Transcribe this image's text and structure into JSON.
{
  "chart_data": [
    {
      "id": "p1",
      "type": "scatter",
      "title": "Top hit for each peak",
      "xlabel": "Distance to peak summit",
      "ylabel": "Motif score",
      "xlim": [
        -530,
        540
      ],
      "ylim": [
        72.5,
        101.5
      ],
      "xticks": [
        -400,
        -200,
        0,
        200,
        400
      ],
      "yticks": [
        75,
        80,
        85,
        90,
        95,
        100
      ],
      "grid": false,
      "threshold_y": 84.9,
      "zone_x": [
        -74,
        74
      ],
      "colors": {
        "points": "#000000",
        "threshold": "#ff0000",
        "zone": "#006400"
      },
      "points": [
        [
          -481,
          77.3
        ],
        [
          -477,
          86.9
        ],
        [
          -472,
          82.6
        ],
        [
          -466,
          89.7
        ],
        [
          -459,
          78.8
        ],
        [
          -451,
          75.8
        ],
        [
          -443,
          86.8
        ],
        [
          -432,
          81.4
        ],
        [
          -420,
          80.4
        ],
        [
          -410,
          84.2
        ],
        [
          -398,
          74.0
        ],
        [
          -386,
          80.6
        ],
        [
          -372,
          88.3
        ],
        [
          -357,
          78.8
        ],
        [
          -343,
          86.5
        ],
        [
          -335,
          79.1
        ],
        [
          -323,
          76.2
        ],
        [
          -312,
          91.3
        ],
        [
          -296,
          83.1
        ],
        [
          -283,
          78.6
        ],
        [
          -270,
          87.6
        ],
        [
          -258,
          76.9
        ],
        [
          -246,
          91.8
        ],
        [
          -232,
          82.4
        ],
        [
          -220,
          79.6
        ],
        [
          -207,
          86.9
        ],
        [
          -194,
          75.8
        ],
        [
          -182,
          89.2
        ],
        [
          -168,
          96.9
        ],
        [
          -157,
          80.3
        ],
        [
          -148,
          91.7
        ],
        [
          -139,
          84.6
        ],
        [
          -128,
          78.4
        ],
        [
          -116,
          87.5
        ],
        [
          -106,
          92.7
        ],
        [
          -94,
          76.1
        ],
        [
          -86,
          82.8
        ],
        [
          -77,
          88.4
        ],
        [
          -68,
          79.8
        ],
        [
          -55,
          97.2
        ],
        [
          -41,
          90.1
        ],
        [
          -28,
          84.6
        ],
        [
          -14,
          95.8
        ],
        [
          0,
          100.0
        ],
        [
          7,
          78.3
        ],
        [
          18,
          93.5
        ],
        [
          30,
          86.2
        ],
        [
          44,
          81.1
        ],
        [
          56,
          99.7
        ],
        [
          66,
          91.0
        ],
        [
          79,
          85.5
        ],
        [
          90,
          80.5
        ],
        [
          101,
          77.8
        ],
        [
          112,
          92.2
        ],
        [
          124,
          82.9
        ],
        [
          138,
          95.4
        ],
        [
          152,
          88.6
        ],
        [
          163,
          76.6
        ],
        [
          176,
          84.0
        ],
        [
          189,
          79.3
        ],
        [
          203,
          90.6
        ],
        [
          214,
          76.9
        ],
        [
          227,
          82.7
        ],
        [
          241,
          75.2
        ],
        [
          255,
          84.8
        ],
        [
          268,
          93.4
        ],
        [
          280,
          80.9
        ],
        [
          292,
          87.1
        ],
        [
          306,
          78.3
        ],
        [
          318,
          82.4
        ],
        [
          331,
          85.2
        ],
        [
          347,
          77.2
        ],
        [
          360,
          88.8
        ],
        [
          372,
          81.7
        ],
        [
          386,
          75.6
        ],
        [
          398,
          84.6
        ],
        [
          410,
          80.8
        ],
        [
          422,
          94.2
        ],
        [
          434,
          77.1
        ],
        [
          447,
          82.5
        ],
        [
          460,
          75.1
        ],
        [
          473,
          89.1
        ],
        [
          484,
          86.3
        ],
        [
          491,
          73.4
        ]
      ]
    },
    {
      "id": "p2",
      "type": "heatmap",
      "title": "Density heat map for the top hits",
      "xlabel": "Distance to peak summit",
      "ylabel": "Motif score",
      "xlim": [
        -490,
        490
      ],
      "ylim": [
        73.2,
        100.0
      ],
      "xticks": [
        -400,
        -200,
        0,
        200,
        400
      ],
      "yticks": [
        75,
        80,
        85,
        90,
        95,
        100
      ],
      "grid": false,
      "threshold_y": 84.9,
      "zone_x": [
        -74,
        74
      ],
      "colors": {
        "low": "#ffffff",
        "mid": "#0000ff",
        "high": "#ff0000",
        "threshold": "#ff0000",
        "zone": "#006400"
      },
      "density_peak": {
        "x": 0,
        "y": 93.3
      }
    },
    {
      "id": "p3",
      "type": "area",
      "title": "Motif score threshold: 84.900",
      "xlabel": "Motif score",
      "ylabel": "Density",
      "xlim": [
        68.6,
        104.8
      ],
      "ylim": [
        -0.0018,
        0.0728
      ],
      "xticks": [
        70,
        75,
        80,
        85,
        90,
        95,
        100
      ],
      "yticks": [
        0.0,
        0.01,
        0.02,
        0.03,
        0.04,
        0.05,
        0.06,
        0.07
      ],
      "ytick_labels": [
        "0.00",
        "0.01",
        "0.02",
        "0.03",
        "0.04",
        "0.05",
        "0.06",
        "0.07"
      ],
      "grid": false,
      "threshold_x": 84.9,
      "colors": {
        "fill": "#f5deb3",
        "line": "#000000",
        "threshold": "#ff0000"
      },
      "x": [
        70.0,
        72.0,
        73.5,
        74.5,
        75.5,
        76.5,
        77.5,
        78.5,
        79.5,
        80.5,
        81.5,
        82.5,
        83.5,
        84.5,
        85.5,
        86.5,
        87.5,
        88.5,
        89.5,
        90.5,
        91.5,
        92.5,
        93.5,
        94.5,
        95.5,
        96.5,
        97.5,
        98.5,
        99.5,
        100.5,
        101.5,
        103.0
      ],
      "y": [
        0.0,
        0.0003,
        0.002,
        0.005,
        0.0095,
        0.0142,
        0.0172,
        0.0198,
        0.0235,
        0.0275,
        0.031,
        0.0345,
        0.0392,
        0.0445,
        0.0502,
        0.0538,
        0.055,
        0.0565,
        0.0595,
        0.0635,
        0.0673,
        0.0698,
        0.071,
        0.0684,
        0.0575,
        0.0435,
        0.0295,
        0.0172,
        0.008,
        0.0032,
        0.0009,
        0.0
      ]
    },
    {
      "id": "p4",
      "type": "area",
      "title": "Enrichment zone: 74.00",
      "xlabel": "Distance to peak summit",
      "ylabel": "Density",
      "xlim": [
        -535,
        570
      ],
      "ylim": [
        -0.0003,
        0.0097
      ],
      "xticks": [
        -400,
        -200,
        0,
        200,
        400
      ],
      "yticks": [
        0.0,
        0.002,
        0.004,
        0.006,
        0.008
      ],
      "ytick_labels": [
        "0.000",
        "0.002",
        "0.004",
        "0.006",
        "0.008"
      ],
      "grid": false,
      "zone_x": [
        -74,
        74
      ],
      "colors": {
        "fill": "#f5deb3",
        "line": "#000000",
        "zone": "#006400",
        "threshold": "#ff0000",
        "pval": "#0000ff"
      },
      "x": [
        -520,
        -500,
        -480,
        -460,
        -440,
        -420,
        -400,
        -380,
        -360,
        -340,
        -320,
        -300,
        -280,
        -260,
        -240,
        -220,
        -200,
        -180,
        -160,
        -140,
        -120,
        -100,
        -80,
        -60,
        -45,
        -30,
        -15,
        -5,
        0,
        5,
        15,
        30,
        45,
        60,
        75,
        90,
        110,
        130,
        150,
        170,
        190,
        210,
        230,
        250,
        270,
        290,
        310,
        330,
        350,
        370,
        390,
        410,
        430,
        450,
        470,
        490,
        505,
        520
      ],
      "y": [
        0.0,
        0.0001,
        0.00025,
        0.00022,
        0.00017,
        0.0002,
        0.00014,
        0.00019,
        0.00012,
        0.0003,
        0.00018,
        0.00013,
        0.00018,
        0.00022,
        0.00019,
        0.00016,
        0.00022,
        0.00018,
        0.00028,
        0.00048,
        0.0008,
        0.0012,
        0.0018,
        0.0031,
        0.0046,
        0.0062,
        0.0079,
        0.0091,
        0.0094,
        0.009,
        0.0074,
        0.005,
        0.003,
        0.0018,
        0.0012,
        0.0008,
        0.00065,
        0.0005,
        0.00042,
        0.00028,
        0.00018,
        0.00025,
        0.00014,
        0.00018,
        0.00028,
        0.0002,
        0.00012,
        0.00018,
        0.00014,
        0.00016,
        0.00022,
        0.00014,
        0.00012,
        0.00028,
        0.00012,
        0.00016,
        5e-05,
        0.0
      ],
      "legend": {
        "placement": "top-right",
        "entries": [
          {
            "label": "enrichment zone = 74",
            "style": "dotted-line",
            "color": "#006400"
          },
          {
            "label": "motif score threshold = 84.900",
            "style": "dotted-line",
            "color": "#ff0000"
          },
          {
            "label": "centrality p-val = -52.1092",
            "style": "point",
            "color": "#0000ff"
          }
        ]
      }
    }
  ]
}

▬▬▬

Task requirements: Check each line in the records for the word "score" and say how many have it, with nothing else.

Output below: 5